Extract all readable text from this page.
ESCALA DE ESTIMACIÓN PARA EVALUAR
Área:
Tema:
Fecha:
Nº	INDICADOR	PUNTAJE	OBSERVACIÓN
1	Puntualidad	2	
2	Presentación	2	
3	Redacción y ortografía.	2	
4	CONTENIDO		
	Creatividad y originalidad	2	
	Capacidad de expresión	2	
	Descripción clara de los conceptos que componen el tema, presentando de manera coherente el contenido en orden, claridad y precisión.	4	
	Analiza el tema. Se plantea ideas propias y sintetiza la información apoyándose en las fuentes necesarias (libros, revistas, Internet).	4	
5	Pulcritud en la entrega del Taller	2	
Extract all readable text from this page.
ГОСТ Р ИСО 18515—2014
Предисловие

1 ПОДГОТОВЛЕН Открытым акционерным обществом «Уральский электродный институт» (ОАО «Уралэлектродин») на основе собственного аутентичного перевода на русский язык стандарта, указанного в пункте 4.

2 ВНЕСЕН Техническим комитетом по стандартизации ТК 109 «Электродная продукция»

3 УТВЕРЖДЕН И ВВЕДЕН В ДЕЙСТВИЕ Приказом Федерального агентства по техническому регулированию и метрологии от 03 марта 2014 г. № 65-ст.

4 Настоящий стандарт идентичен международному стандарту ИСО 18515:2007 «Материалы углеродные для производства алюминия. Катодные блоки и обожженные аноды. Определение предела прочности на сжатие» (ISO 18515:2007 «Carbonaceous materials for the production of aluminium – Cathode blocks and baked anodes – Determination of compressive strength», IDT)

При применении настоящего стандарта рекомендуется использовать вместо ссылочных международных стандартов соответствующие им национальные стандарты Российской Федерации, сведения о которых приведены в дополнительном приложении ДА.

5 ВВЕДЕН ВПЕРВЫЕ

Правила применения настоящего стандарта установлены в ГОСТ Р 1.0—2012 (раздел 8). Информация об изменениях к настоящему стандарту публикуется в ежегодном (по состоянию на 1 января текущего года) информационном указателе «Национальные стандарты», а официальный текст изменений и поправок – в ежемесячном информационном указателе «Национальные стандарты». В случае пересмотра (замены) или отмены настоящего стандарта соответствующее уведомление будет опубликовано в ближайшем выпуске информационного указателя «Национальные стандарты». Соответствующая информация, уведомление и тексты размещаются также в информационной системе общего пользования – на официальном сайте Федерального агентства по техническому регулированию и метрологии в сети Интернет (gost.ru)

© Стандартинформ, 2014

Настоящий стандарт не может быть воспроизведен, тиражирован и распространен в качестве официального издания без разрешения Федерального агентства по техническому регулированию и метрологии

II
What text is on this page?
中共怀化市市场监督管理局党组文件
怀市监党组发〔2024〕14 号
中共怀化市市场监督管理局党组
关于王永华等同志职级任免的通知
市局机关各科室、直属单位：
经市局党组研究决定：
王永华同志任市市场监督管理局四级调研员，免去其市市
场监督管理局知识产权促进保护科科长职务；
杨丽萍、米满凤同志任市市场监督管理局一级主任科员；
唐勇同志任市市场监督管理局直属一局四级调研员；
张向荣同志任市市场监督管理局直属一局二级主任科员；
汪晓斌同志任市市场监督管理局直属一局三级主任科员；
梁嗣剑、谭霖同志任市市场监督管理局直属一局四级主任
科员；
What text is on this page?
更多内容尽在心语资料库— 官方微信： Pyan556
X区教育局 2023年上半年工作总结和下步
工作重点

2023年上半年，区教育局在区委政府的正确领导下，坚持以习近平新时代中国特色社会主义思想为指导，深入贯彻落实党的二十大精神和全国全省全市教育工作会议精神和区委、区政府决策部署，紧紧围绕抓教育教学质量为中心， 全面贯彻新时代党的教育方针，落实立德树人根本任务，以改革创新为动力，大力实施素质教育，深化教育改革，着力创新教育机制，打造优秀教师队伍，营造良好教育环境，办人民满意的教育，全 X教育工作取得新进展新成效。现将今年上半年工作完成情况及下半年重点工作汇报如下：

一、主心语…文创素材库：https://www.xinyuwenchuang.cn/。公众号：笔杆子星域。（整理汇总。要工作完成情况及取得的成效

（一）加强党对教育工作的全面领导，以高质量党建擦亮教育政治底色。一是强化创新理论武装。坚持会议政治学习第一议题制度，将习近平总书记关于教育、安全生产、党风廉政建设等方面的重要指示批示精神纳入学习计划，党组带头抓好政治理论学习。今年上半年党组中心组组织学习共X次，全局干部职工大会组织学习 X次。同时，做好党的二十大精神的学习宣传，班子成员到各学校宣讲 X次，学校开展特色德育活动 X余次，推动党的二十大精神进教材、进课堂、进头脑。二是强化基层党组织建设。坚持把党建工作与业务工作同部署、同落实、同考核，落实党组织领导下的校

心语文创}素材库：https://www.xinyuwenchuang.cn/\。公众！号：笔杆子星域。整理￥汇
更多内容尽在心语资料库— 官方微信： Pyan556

────────────────────

#### EXERCISE DESCRIPTION:
Extract from the data every line where "ВВЕДЕН" shows up.

#### EXERCISE SOLUTION:
3 УТВЕРЖДЕН И ВВЕДЕН В ДЕЙСТВИЕ Приказом Федерального агентства по техническому регулированию и метрологии от 03 марта 2014 г. № 65-ст.
5 ВВЕДЕН ВПЕРВЫЕ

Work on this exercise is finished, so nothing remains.